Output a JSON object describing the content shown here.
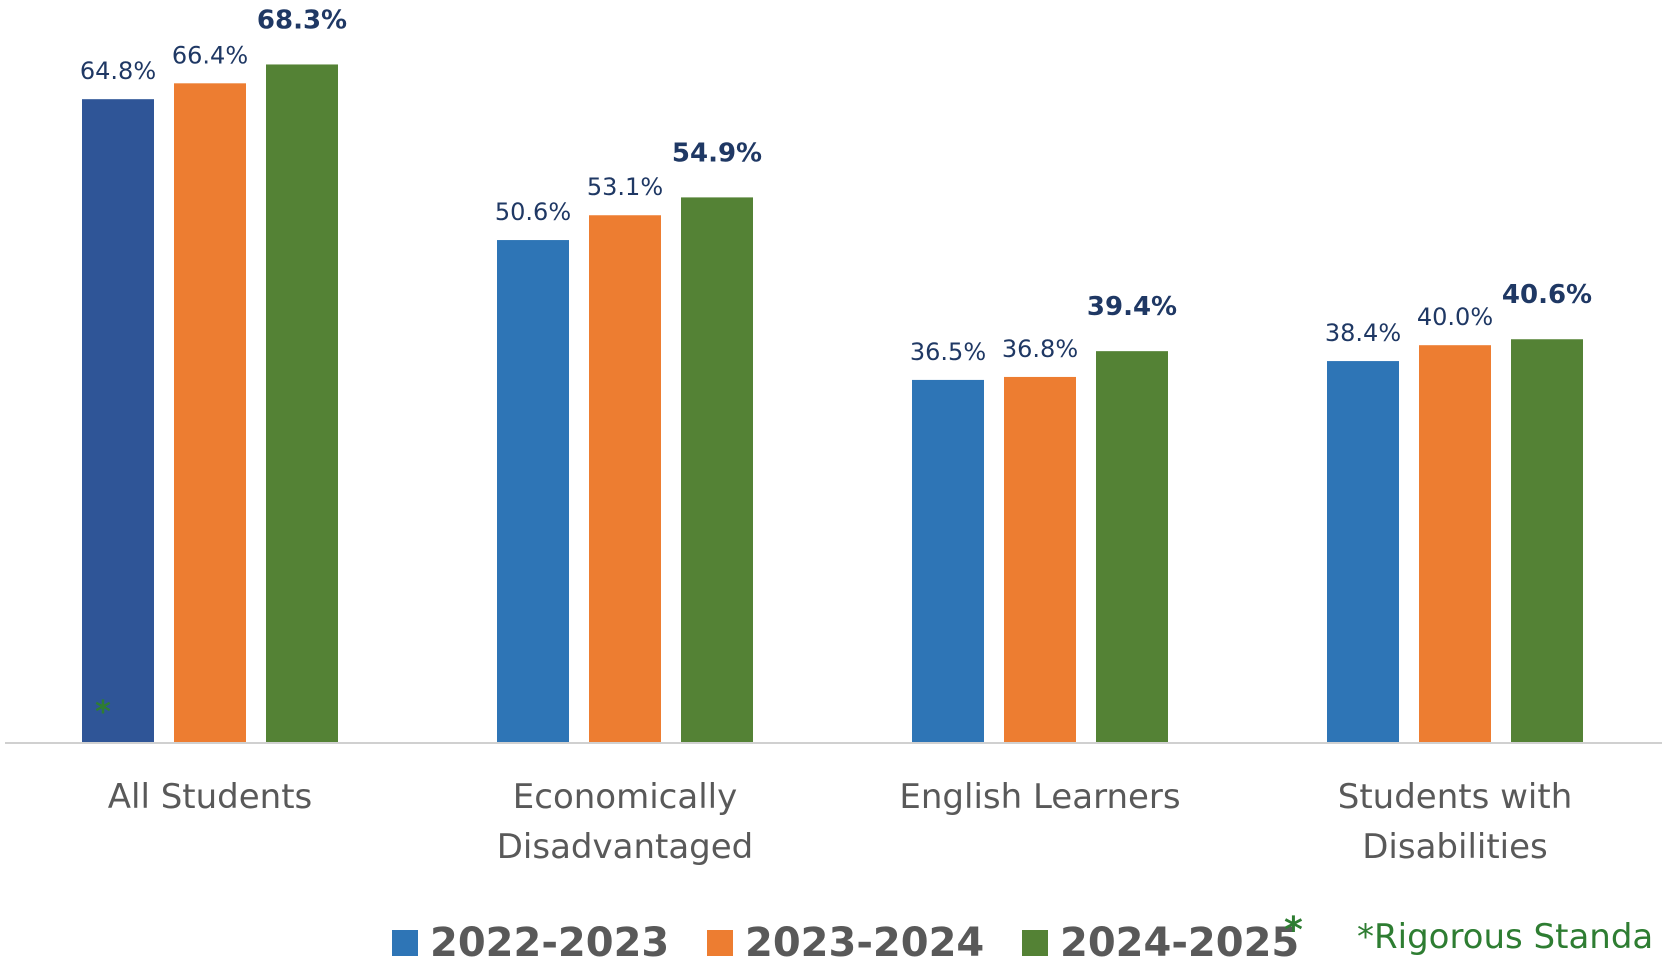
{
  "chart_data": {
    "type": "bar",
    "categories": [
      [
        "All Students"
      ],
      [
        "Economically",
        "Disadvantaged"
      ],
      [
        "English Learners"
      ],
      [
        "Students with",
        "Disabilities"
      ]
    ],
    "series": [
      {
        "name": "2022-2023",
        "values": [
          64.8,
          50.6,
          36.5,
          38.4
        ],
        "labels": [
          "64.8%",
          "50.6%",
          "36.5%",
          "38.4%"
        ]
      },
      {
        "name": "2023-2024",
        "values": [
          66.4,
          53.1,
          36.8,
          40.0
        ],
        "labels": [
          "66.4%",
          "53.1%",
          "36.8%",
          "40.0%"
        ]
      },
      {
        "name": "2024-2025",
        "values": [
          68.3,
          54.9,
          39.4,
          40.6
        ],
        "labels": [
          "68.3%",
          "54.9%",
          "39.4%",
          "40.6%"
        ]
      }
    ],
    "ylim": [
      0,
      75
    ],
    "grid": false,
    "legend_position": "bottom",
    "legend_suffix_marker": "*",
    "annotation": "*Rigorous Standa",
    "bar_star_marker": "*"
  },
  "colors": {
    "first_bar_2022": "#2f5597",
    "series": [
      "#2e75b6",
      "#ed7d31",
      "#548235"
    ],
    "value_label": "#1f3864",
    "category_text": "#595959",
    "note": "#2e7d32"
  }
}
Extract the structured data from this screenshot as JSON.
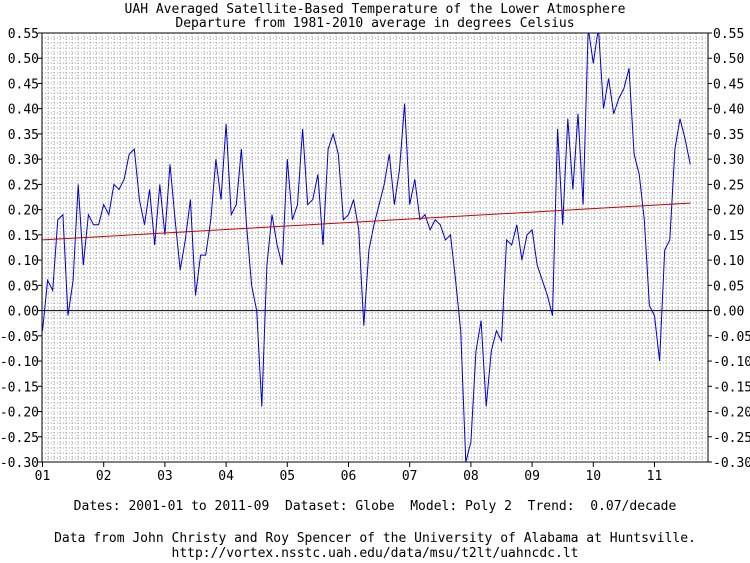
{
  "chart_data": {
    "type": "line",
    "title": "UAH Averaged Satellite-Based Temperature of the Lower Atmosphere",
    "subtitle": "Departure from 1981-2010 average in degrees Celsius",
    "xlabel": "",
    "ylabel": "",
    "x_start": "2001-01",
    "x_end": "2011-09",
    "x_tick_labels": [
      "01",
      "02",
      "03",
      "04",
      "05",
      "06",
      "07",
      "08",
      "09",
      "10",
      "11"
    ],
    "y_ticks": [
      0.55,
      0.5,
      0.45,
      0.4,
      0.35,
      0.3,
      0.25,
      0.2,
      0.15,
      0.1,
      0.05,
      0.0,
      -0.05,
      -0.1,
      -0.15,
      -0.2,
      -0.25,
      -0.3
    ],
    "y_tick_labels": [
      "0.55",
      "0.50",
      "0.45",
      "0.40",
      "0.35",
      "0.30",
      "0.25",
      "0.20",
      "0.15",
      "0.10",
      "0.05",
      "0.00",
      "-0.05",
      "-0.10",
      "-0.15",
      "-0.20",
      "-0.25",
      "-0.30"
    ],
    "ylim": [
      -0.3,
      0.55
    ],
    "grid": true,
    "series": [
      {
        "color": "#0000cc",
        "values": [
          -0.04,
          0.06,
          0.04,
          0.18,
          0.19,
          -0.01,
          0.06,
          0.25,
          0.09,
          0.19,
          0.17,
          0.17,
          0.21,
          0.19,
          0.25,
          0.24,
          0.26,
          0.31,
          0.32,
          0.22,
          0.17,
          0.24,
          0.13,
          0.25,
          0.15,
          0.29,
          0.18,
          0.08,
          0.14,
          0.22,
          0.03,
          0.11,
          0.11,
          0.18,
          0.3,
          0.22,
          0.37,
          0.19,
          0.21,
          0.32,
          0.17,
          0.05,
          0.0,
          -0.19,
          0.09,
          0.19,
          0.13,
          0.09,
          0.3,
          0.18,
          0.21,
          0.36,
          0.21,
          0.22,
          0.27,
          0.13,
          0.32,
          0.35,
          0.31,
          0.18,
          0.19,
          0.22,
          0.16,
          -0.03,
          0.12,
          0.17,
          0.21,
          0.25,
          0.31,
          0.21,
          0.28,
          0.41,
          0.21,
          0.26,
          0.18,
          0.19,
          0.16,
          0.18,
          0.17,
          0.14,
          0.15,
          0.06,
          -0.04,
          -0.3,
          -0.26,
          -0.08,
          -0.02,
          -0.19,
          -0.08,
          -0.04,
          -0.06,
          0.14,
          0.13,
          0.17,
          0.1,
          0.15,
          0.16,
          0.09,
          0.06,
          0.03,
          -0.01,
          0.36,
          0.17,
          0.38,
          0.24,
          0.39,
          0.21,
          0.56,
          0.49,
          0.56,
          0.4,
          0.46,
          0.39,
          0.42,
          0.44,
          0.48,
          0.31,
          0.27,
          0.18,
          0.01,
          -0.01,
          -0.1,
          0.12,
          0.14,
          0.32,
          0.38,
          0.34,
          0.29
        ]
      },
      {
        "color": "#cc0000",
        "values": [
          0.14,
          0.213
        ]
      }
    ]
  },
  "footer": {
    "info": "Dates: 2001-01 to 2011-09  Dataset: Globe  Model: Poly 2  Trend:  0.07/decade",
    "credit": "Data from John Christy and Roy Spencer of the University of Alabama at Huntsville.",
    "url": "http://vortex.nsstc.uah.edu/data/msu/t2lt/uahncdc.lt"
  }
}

:::::

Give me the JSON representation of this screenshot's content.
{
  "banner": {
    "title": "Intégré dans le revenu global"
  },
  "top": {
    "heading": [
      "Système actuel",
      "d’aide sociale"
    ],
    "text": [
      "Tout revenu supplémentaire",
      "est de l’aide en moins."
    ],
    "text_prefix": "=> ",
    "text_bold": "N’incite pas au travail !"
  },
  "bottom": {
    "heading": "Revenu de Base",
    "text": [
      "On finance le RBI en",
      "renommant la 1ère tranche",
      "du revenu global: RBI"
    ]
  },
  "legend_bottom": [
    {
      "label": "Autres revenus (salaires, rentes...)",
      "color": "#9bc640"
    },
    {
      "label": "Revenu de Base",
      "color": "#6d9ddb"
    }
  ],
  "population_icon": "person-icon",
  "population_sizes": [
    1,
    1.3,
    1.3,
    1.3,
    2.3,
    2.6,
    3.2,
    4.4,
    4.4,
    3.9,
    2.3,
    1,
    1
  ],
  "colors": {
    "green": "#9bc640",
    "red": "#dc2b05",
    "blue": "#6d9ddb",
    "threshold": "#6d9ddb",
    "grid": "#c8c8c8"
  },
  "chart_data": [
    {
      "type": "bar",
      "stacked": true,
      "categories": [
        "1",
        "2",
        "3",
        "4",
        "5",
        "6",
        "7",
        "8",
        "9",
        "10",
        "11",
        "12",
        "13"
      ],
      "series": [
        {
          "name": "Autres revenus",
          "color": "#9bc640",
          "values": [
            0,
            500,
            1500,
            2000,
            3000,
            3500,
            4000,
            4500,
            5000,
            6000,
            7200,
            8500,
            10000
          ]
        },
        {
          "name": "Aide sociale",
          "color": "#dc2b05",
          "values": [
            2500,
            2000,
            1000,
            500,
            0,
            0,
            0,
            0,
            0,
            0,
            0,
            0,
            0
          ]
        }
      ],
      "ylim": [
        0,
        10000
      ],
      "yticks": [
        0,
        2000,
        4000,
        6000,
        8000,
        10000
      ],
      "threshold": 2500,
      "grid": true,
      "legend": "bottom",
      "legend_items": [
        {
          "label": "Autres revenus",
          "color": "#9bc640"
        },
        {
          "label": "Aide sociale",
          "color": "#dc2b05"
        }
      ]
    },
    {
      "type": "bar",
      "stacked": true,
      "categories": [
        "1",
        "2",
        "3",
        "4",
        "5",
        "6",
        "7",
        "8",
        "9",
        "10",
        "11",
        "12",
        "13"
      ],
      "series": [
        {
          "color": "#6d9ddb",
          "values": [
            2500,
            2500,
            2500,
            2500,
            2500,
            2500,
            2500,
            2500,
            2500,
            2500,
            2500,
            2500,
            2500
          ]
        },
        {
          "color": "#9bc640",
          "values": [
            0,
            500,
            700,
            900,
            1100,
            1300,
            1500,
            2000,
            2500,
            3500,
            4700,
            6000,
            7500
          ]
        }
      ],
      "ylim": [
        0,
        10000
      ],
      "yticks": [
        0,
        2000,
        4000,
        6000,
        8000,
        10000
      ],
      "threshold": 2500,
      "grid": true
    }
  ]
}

:::::

### STATED EXERCISE
Return every line from the records above that holds the word "content".

### WRITTEN ANSWER
Output a JSON object describing the content shown here.
Give me the JSON representation of this screenshot's content.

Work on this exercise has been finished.